** Work to complete **
Read the data and repeat it in full, exactly.

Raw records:

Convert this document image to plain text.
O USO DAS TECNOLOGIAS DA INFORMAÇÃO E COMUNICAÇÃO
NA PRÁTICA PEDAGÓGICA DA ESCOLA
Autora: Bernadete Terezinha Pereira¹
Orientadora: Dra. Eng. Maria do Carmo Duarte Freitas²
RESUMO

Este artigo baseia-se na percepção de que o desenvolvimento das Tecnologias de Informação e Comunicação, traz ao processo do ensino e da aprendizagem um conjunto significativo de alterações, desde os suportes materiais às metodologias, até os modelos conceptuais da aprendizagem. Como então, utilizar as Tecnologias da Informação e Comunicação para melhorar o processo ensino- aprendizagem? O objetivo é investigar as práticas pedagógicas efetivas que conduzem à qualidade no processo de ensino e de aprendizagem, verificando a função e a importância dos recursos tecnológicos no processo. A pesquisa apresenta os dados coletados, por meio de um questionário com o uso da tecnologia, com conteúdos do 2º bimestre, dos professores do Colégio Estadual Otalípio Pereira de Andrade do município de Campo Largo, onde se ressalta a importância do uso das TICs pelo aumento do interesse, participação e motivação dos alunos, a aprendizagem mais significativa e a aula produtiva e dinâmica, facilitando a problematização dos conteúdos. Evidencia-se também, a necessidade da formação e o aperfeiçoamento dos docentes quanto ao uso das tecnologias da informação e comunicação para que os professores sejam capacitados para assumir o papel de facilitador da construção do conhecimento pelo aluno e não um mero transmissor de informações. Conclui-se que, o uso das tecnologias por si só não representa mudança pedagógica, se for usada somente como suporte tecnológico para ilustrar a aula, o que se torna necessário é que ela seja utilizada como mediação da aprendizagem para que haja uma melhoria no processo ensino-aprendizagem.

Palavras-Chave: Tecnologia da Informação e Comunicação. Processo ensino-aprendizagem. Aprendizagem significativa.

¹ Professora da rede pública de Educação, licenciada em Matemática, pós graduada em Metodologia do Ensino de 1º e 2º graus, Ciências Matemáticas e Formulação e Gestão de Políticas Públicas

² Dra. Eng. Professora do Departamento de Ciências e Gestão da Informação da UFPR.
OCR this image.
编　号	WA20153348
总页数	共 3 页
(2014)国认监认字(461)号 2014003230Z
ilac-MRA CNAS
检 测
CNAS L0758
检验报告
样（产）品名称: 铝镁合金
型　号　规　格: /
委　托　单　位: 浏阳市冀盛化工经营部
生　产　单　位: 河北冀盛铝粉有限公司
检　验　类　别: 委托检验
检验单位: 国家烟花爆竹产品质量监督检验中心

** Task result **
Convert this document image to plain text.
O USO DAS TECNOLOGIAS DA INFORMAÇÃO E COMUNICAÇÃO
NA PRÁTICA PEDAGÓGICA DA ESCOLA
Autora: Bernadete Terezinha Pereira¹
Orientadora: Dra. Eng. Maria do Carmo Duarte Freitas²
RESUMO

Este artigo baseia-se na percepção de que o desenvolvimento das Tecnologias de Informação e Comunicação, traz ao processo do ensino e da aprendizagem um conjunto significativo de alterações, desde os suportes materiais às metodologias, até os modelos conceptuais da aprendizagem. Como então, utilizar as Tecnologias da Informação e Comunicação para melhorar o processo ensino- aprendizagem? O objetivo é investigar as práticas pedagógicas efetivas que conduzem à qualidade no processo de ensino e de aprendizagem, verificando a função e a importância dos recursos tecnológicos no processo. A pesquisa apresenta os dados coletados, por meio de um questionário com o uso da tecnologia, com conteúdos do 2º bimestre, dos professores do Colégio Estadual Otalípio Pereira de Andrade do município de Campo Largo, onde se ressalta a importância do uso das TICs pelo aumento do interesse, participação e motivação dos alunos, a aprendizagem mais significativa e a aula produtiva e dinâmica, facilitando a problematização dos conteúdos. Evidencia-se também, a necessidade da formação e o aperfeiçoamento dos docentes quanto ao uso das tecnologias da informação e comunicação para que os professores sejam capacitados para assumir o papel de facilitador da construção do conhecimento pelo aluno e não um mero transmissor de informações. Conclui-se que, o uso das tecnologias por si só não representa mudança pedagógica, se for usada somente como suporte tecnológico para ilustrar a aula, o que se torna necessário é que ela seja utilizada como mediação da aprendizagem para que haja uma melhoria no processo ensino-aprendizagem.

Palavras-Chave: Tecnologia da Informação e Comunicação. Processo ensino-aprendizagem. Aprendizagem significativa.

¹ Professora da rede pública de Educação, licenciada em Matemática, pós graduada em Metodologia do Ensino de 1º e 2º graus, Ciências Matemáticas e Formulação e Gestão de Políticas Públicas

² Dra. Eng. Professora do Departamento de Ciências e Gestão da Informação da UFPR.
OCR this image.
编　号	WA20153348
总页数	共 3 页
(2014)国认监认字(461)号 2014003230Z
ilac-MRA CNAS
检 测
CNAS L0758
检验报告
样（产）品名称: 铝镁合金
型　号　规　格: /
委　托　单　位: 浏阳市冀盛化工经营部
生　产　单　位: 河北冀盛铝粉有限公司
检　验　类　别: 委托检验
检验单位: 国家烟花爆竹产品质量监督检验中心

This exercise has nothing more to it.